Schrijf het vervolg van het onderstaande betoog over kortgeknipte blonde Nederlanders als vluchtelingen, te beginnen na de laatste zin.
===== GECITEERDE PASSAGE
We hebben te maken met vluchtelingen. Geen getraumatiseerde Syriërs of opgewonden Marokkanen met economische motieven. Het zijn kortgeknipte blonde Nederlanders.
Ze zijn ontsnapt aan een wereld die hen voortdurend bedreigde. Ze kunnen niet feitelijk weg en vluchten in geweld, verbaal geweld tegen vrouwen, vuurwerkbommen gooiend naar degenen die orde hebben te bewaren.
Geweld ook tegen de democratische rechtstaat, die zij zien als de wereld van de anderen, degenen die hen bedreigen. Terugkeren lijkt uitgesloten.
Hoewel mijn woede groot is krijg ik het niet voor elkaar om de blonde Nederlanders uitsluitend te veroordelen. Hun onmacht is niet hun schuld alleen, en dat verklaart hun handelen. Dat handelen verwerp ik, én ik begrijp het. Met als risico dat dit begrijpen als begrip wordt opgevat, wat het niet is. Wel geeft het te denken over mijn wereld.
Een wereld wordt gemaakt die hen uitsluit. Vraagstukken worden gepresenteerd in definities die onverstaanbaar voor hen zijn. En destructief, als het om hun straat gaat. Een wereld wordt gemaakt die hen gediskwalificeerd heeft door kwalificaties vast te stellen die zich niet met hun vermogen verhouden. Noch met menselijkheid in het algemeen, voeg ik eraan toe.
Dan blijft de wijze waarop zij hun onmacht uiten. Ze zijn als individu verantwoordelijk. Houdt dat stand in een omstandigheid waarin individuele verantwoordelijkheid een integraal concept is van de wereld die hen uitsluit? Sterker nog, ze worden uitgesloten door individuele verantwoordelijkheid te ontkoppelen van de publieke verantwoordelijkheid in omstandigheden te voorzien waarin die individuele verantwoordelijkheid kan worden ontwikkeld.
==========
===== GEGEVENSUITTREKSELS
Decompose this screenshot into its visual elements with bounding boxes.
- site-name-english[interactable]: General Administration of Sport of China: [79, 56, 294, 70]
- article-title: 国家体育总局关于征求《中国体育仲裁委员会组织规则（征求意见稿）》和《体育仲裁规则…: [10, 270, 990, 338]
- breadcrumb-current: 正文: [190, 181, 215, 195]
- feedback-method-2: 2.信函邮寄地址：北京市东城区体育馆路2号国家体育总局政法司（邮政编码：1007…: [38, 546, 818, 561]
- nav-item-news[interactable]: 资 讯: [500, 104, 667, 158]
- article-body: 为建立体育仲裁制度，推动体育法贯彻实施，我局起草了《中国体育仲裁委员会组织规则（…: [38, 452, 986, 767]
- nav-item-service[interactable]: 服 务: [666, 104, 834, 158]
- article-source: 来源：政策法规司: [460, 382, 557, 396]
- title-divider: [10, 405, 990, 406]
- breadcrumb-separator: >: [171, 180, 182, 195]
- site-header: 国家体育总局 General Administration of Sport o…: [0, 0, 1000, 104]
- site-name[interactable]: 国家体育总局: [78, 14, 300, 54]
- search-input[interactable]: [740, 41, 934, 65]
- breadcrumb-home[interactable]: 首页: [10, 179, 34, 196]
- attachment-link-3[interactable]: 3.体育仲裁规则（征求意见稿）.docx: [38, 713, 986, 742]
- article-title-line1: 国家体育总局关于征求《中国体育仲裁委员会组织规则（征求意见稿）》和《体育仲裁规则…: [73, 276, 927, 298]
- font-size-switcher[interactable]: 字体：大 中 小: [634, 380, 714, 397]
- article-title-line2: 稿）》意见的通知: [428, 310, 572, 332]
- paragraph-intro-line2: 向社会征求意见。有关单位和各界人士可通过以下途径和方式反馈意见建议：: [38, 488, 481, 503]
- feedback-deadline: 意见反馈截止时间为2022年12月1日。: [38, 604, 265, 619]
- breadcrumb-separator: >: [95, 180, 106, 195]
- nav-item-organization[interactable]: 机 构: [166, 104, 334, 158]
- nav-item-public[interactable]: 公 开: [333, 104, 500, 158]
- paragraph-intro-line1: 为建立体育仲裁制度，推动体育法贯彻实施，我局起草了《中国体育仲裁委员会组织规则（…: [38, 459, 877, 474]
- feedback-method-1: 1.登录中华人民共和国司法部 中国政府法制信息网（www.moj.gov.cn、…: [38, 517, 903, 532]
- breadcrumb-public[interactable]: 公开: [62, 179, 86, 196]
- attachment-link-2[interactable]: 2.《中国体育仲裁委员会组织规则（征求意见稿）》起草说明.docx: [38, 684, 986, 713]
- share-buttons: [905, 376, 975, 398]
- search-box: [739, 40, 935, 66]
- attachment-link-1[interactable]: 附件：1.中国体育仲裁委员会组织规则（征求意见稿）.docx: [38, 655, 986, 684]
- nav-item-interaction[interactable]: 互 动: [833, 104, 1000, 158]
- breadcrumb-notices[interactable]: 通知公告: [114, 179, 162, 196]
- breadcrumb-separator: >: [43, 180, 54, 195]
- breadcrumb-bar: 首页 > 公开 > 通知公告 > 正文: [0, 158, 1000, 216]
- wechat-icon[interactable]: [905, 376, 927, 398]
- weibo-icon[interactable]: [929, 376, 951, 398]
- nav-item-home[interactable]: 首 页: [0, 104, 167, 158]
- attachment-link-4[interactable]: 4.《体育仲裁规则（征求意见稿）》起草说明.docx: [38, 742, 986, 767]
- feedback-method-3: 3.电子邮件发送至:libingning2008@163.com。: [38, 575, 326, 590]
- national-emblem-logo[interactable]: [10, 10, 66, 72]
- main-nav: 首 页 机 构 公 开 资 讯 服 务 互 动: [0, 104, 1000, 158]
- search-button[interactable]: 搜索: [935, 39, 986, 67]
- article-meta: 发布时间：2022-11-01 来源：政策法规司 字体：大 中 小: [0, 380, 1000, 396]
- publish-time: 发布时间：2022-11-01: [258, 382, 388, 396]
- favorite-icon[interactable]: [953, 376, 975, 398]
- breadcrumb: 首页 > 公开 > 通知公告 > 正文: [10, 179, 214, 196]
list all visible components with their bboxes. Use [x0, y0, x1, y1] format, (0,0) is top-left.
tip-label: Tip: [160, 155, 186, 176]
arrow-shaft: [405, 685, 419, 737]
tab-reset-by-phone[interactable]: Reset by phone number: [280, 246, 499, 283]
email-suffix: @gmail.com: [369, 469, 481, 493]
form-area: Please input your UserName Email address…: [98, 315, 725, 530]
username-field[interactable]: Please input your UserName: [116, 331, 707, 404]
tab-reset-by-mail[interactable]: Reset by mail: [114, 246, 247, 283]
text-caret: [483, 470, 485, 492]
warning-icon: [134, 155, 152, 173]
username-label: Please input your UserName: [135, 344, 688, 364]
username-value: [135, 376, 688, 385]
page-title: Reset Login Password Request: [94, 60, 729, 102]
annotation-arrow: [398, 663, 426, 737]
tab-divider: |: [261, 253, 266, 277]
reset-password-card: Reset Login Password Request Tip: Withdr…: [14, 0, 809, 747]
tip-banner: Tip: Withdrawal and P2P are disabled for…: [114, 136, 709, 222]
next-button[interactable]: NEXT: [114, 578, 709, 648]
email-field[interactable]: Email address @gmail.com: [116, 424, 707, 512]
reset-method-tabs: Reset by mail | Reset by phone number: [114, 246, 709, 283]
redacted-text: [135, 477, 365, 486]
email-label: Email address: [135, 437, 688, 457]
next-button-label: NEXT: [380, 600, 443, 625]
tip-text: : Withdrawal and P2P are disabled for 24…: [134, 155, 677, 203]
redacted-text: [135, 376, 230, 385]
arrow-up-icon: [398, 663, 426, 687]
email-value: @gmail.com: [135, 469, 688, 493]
==========
* [ANTWOORD OP OPDRACHT]:
Maatschappelijke verandering doet zich steeds vaker voor als uitsluitend, en vereist een door anderen bepaald moeten waarvan de logica velen ontgaat. Organisatorische veranderingen roepen hetzelfde op. Ook daar zijn vluchtelingen. Ook zij uiten zich soms in radicale termen. Ook zij verzetten zich soms hardhandig. De neiging van veranderaars is groot om het verontrust en vaak ook verontwaardigd te hebben over ‘hakken in het zand’, en te zoeken naar methoden en technieken om dat probleem op te lossen.
Maatschappelijke en organisatorische veranderingen vereisen niet het meegaan van degenen buiten de kring van veranderaars, maar het verbreken van die kring. De gedachte dat enkelen de contouren kunnen bepalen waarbinnen we verbeteren en vernieuwen verhoudt zich niet met de complexiteit van de opgave. Ook de wijsheid van de aarzelaar, de informeel communicerende, de hakken-in-het-zand-zetter, de schreeuwer en zelfs de vuurwerkbommengooier is cruciaal in waar we naar moeten streven.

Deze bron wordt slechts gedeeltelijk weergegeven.